What is needed: In the records below, find each line with the word "dash" and copy it.

(A run of records)
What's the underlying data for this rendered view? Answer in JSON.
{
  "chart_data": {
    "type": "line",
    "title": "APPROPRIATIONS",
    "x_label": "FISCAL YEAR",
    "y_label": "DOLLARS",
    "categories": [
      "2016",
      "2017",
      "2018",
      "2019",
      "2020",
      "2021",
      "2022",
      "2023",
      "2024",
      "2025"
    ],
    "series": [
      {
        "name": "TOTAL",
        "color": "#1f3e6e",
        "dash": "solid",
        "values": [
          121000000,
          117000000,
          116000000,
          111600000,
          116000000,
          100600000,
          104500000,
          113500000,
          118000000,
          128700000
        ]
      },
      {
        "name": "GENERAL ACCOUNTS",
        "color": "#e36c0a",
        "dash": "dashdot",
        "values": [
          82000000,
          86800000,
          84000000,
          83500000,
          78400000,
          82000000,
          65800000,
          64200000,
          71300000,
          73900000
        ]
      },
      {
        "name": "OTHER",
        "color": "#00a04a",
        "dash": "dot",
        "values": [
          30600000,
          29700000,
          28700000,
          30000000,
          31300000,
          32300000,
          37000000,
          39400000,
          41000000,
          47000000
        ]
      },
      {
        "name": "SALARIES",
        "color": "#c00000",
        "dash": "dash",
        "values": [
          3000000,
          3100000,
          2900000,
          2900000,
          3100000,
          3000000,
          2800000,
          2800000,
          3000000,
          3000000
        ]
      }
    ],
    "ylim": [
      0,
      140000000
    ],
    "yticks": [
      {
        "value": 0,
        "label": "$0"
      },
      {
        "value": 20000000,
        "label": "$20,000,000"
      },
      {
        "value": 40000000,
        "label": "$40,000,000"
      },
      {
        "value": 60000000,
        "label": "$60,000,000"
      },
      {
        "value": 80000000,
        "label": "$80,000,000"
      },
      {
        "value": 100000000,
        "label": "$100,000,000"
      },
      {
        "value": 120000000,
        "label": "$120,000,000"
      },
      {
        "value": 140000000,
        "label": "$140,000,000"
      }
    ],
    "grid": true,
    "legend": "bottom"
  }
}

Response:
        "dash": "solid",
        "dash": "dashdot",
        "dash": "dot",
        "dash": "dash",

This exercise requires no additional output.